** START **
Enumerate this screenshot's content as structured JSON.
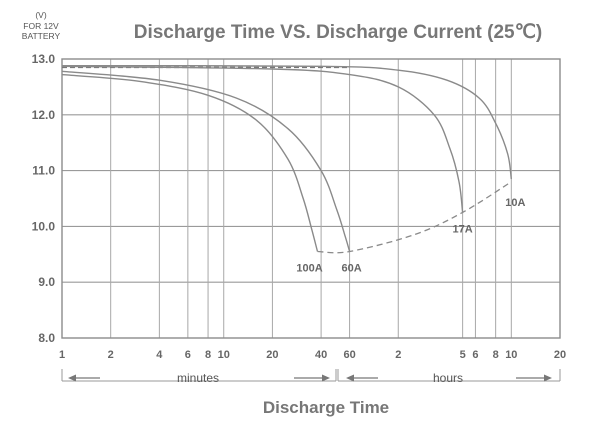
{
  "chart_data": {
    "type": "line",
    "title": "Discharge Time VS. Discharge Current (25℃)",
    "ylabel_lines": [
      "(V)",
      "FOR 12V",
      "BATTERY"
    ],
    "xlabel": "Discharge Time",
    "x_scale": "log",
    "x_unit_minutes": "minutes",
    "x_unit_hours": "hours",
    "ylim": [
      8.0,
      13.0
    ],
    "y_ticks": [
      8.0,
      9.0,
      10.0,
      11.0,
      12.0,
      13.0
    ],
    "y_tick_labels": [
      "8.0",
      "9.0",
      "10.0",
      "11.0",
      "12.0",
      "13.0"
    ],
    "x_ticks_minutes": [
      1,
      2,
      4,
      6,
      8,
      10,
      20,
      40,
      60,
      120,
      300,
      360,
      480,
      600,
      1200
    ],
    "x_tick_labels": [
      "1",
      "2",
      "4",
      "6",
      "8",
      "10",
      "20",
      "40",
      "60",
      "2",
      "5",
      "6",
      "8",
      "10",
      "20"
    ],
    "grid": true,
    "series": [
      {
        "name": "100A",
        "points": [
          [
            1,
            12.72
          ],
          [
            3,
            12.6
          ],
          [
            8,
            12.35
          ],
          [
            16,
            11.9
          ],
          [
            25,
            11.2
          ],
          [
            31,
            10.5
          ],
          [
            35,
            9.95
          ],
          [
            38,
            9.55
          ]
        ]
      },
      {
        "name": "60A",
        "points": [
          [
            1,
            12.78
          ],
          [
            4,
            12.62
          ],
          [
            12,
            12.3
          ],
          [
            25,
            11.75
          ],
          [
            40,
            11.0
          ],
          [
            50,
            10.3
          ],
          [
            56,
            9.85
          ],
          [
            60,
            9.55
          ]
        ]
      },
      {
        "name": "17A",
        "points": [
          [
            1,
            12.87
          ],
          [
            20,
            12.82
          ],
          [
            60,
            12.72
          ],
          [
            120,
            12.5
          ],
          [
            200,
            12.0
          ],
          [
            250,
            11.4
          ],
          [
            285,
            10.8
          ],
          [
            300,
            10.25
          ]
        ]
      },
      {
        "name": "10A",
        "points": [
          [
            1,
            12.88
          ],
          [
            40,
            12.87
          ],
          [
            120,
            12.8
          ],
          [
            240,
            12.62
          ],
          [
            380,
            12.3
          ],
          [
            480,
            11.85
          ],
          [
            570,
            11.3
          ],
          [
            600,
            10.85
          ]
        ]
      }
    ],
    "cutoff_curve": {
      "style": "dashed",
      "points": [
        [
          38,
          9.55
        ],
        [
          60,
          9.55
        ],
        [
          150,
          9.85
        ],
        [
          300,
          10.25
        ],
        [
          600,
          10.8
        ]
      ]
    },
    "dashed_reference": {
      "style": "dashed",
      "from": 1,
      "to": 60,
      "y": 12.85
    }
  }
}
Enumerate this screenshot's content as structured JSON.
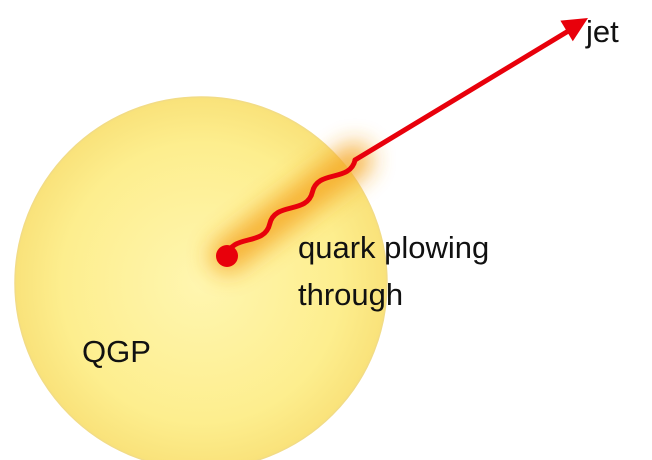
{
  "labels": {
    "jet": "jet",
    "process": [
      "quark plowing",
      "through"
    ],
    "medium": "QGP"
  }
}
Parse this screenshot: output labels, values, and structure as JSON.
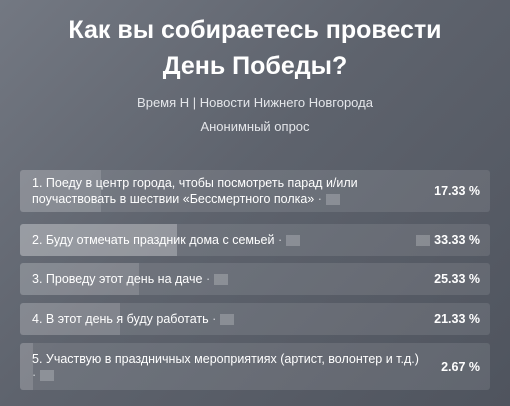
{
  "poll": {
    "title_line1": "Как вы собираетесь провести",
    "title_line2": "День Победы?",
    "author": "Время Н | Новости Нижнего Новгорода",
    "type": "Анонимный опрос",
    "options": [
      {
        "label": "1. Поеду в центр города, чтобы посмотреть парад и/или поучаствовать в шествии «Бессмертного полка»",
        "percent_text": "17.33 %",
        "percent": 17.33,
        "selected": false
      },
      {
        "label": "2. Буду отмечать праздник дома с семьей",
        "percent_text": "33.33 %",
        "percent": 33.33,
        "selected": true
      },
      {
        "label": "3. Проведу этот день на даче",
        "percent_text": "25.33 %",
        "percent": 25.33,
        "selected": false
      },
      {
        "label": "4. В этот день я буду работать",
        "percent_text": "21.33 %",
        "percent": 21.33,
        "selected": false
      },
      {
        "label": "5. Участвую в праздничных мероприятиях (артист, волонтер и т.д.)",
        "percent_text": "2.67 %",
        "percent": 2.67,
        "selected": false
      }
    ],
    "separator": "·"
  }
}
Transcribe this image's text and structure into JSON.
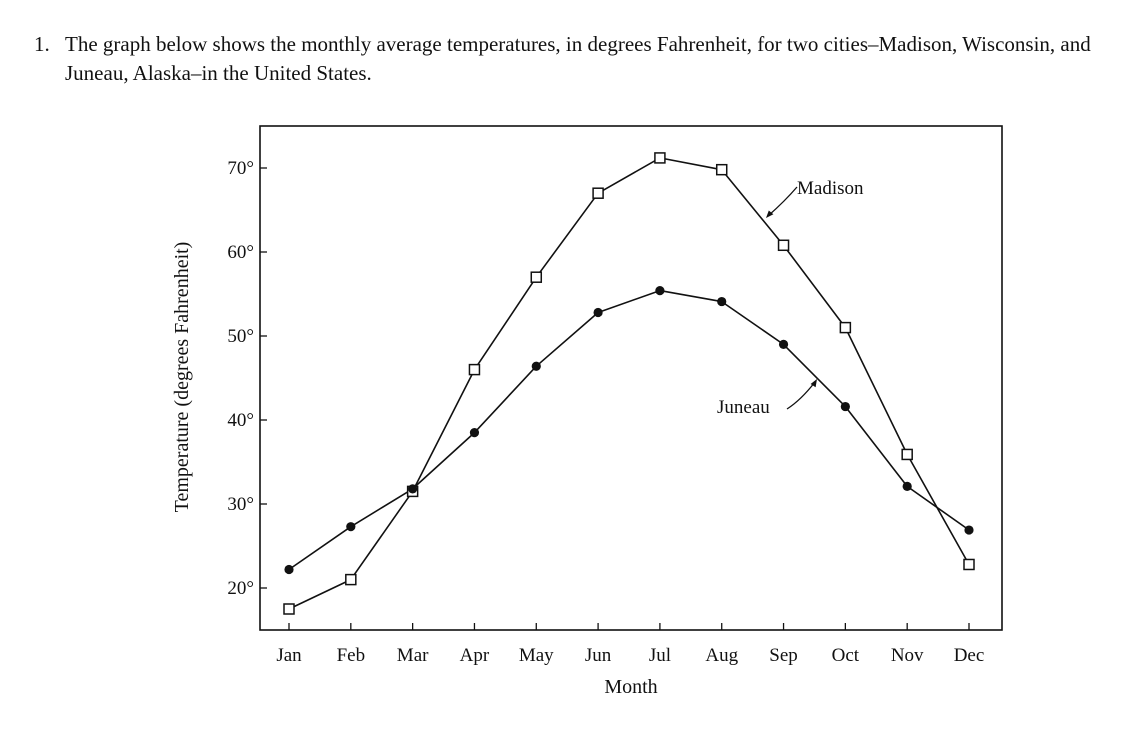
{
  "question": {
    "number": "1.",
    "text": "The graph below shows the monthly average temperatures, in degrees Fahrenheit, for two cities–Madison, Wisconsin, and Juneau, Alaska–in the United States."
  },
  "chart_data": {
    "type": "line",
    "title": "",
    "xlabel": "Month",
    "ylabel": "Temperature (degrees Fahrenheit)",
    "categories": [
      "Jan",
      "Feb",
      "Mar",
      "Apr",
      "May",
      "Jun",
      "Jul",
      "Aug",
      "Sep",
      "Oct",
      "Nov",
      "Dec"
    ],
    "ylim": [
      15,
      74
    ],
    "yticks": [
      20,
      30,
      40,
      50,
      60,
      70
    ],
    "ytick_labels": [
      "20°",
      "30°",
      "40°",
      "50°",
      "60°",
      "70°"
    ],
    "grid": false,
    "legend": "none (series labeled directly with arrows)",
    "series": [
      {
        "name": "Madison",
        "marker": "open-square",
        "values": [
          17.5,
          21,
          31.5,
          46,
          57,
          67,
          71.2,
          69.8,
          60.8,
          51,
          35.9,
          22.8
        ]
      },
      {
        "name": "Juneau",
        "marker": "filled-circle",
        "values": [
          22.2,
          27.3,
          31.8,
          38.5,
          46.4,
          52.8,
          55.4,
          54.1,
          49,
          41.6,
          32.1,
          26.9
        ]
      }
    ],
    "colors": {
      "line": "#111111",
      "frame": "#111111",
      "marker_fill_open": "#ffffff"
    }
  }
}
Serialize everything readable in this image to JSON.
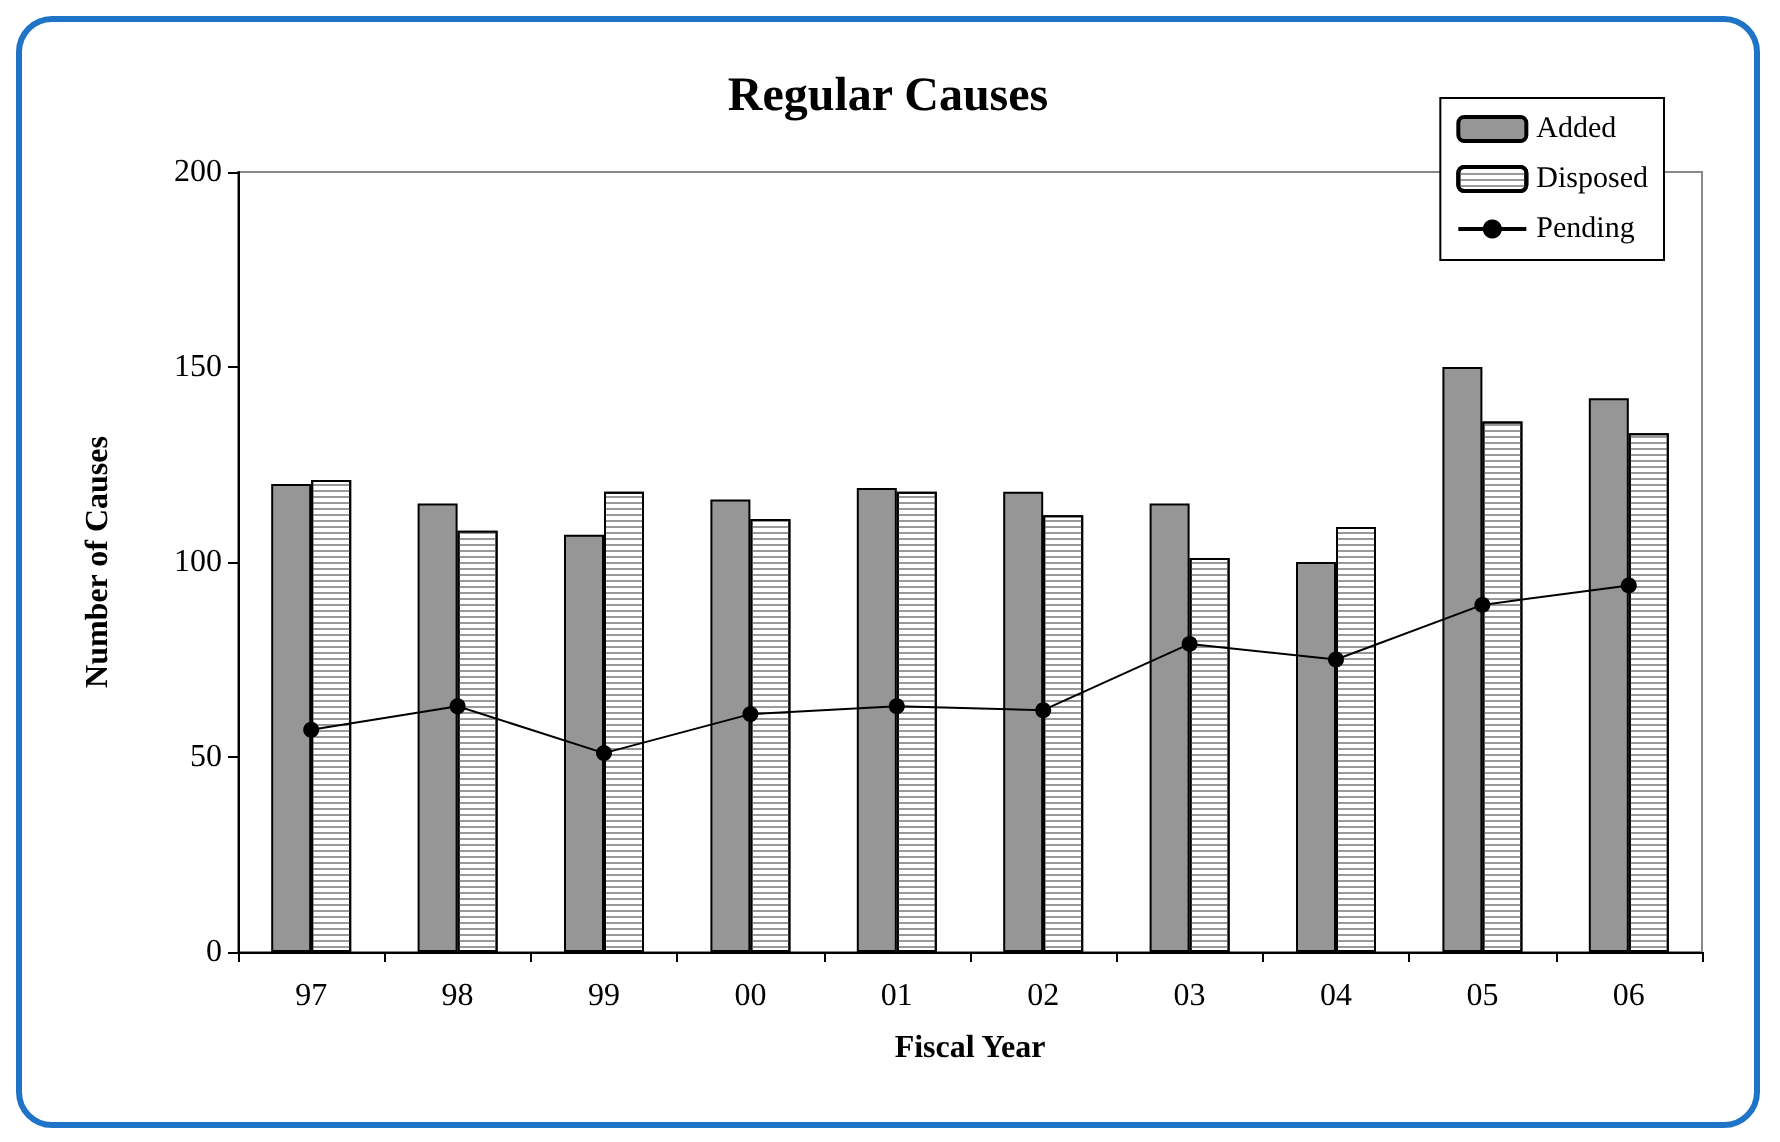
{
  "chart_data": {
    "type": "bar",
    "title": "Regular Causes",
    "xlabel": "Fiscal Year",
    "ylabel": "Number of Causes",
    "categories": [
      "97",
      "98",
      "99",
      "00",
      "01",
      "02",
      "03",
      "04",
      "05",
      "06"
    ],
    "series": [
      {
        "name": "Added",
        "color": "#969696",
        "values": [
          120,
          115,
          107,
          116,
          119,
          118,
          115,
          100,
          150,
          142
        ]
      },
      {
        "name": "Disposed",
        "color": "#ffffff",
        "values": [
          121,
          108,
          118,
          111,
          118,
          112,
          101,
          109,
          136,
          133
        ]
      },
      {
        "name": "Pending",
        "type": "line",
        "color": "#000000",
        "marker": "circle",
        "values": [
          57,
          63,
          51,
          61,
          63,
          62,
          79,
          75,
          89,
          94
        ]
      }
    ],
    "ylim": [
      0,
      200
    ],
    "yticks": [
      0,
      50,
      100,
      150,
      200
    ],
    "grid": false,
    "legend": "top right"
  }
}
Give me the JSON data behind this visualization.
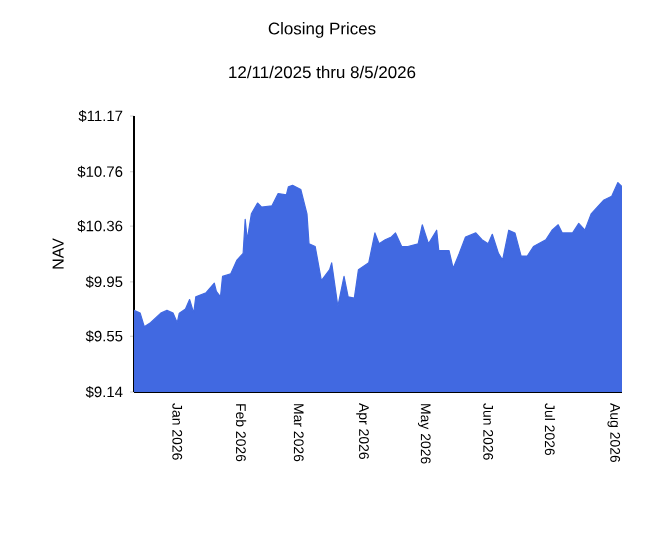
{
  "chart_data": {
    "type": "area",
    "title": "Closing Prices",
    "subtitle": "12/11/2025 thru 8/5/2026",
    "ylabel": "NAV",
    "x": [
      "2025-12-11",
      "2025-12-14",
      "2025-12-16",
      "2025-12-19",
      "2025-12-24",
      "2025-12-27",
      "2025-12-30",
      "2026-01-01",
      "2026-01-02",
      "2026-01-05",
      "2026-01-07",
      "2026-01-09",
      "2026-01-10",
      "2026-01-15",
      "2026-01-19",
      "2026-01-20",
      "2026-01-22",
      "2026-01-23",
      "2026-01-27",
      "2026-01-30",
      "2026-02-02",
      "2026-02-03",
      "2026-02-04",
      "2026-02-06",
      "2026-02-09",
      "2026-02-11",
      "2026-02-16",
      "2026-02-19",
      "2026-02-23",
      "2026-02-24",
      "2026-02-26",
      "2026-03-02",
      "2026-03-05",
      "2026-03-06",
      "2026-03-09",
      "2026-03-12",
      "2026-03-16",
      "2026-03-17",
      "2026-03-20",
      "2026-03-23",
      "2026-03-25",
      "2026-03-28",
      "2026-03-30",
      "2026-04-04",
      "2026-04-07",
      "2026-04-09",
      "2026-04-12",
      "2026-04-15",
      "2026-04-17",
      "2026-04-20",
      "2026-04-23",
      "2026-04-28",
      "2026-04-30",
      "2026-05-03",
      "2026-05-07",
      "2026-05-08",
      "2026-05-13",
      "2026-05-15",
      "2026-05-18",
      "2026-05-21",
      "2026-05-26",
      "2026-05-29",
      "2026-06-01",
      "2026-06-03",
      "2026-06-06",
      "2026-06-08",
      "2026-06-11",
      "2026-06-14",
      "2026-06-17",
      "2026-06-20",
      "2026-06-23",
      "2026-06-29",
      "2026-07-02",
      "2026-07-05",
      "2026-07-07",
      "2026-07-12",
      "2026-07-15",
      "2026-07-18",
      "2026-07-21",
      "2026-07-24",
      "2026-07-27",
      "2026-07-31",
      "2026-08-03",
      "2026-08-05"
    ],
    "series": [
      {
        "color": "#4169e1",
        "values": [
          9.74,
          9.72,
          9.62,
          9.65,
          9.72,
          9.74,
          9.72,
          9.65,
          9.72,
          9.75,
          9.82,
          9.72,
          9.84,
          9.87,
          9.94,
          9.88,
          9.84,
          9.99,
          10.01,
          10.11,
          10.16,
          10.41,
          10.26,
          10.45,
          10.53,
          10.5,
          10.51,
          10.6,
          10.59,
          10.65,
          10.66,
          10.63,
          10.45,
          10.23,
          10.21,
          9.96,
          10.04,
          10.09,
          9.77,
          9.99,
          9.84,
          9.83,
          10.04,
          10.09,
          10.31,
          10.23,
          10.26,
          10.28,
          10.31,
          10.21,
          10.21,
          10.23,
          10.37,
          10.23,
          10.33,
          10.18,
          10.18,
          10.05,
          10.16,
          10.28,
          10.31,
          10.26,
          10.23,
          10.3,
          10.16,
          10.11,
          10.33,
          10.31,
          10.14,
          10.14,
          10.21,
          10.26,
          10.33,
          10.37,
          10.31,
          10.31,
          10.38,
          10.33,
          10.45,
          10.5,
          10.55,
          10.58,
          10.68,
          10.65
        ]
      }
    ],
    "xlim": [
      "2025-12-11",
      "2026-08-05"
    ],
    "xticks": [
      {
        "value": "2026-01-01",
        "label": "Jan  2026"
      },
      {
        "value": "2026-02-01",
        "label": "Feb  2026"
      },
      {
        "value": "2026-03-01",
        "label": "Mar  2026"
      },
      {
        "value": "2026-04-01",
        "label": "Apr  2026"
      },
      {
        "value": "2026-05-01",
        "label": "May  2026"
      },
      {
        "value": "2026-06-01",
        "label": "Jun  2026"
      },
      {
        "value": "2026-07-01",
        "label": "Jul  2026"
      },
      {
        "value": "2026-08-01",
        "label": "Aug  2026"
      }
    ],
    "ylim": [
      9.14,
      11.17
    ],
    "yticks": [
      {
        "value": 9.14,
        "label": "$9.14"
      },
      {
        "value": 9.55,
        "label": "$9.55"
      },
      {
        "value": 9.95,
        "label": "$9.95"
      },
      {
        "value": 10.36,
        "label": "$10.36"
      },
      {
        "value": 10.76,
        "label": "$10.76"
      },
      {
        "value": 11.17,
        "label": "$11.17"
      }
    ],
    "grid": false
  }
}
** END **
## EXERCISE DIRECTIONS
The word "name" appears in how many lines of the records? Give the number only.

## FULL RESPONSE
9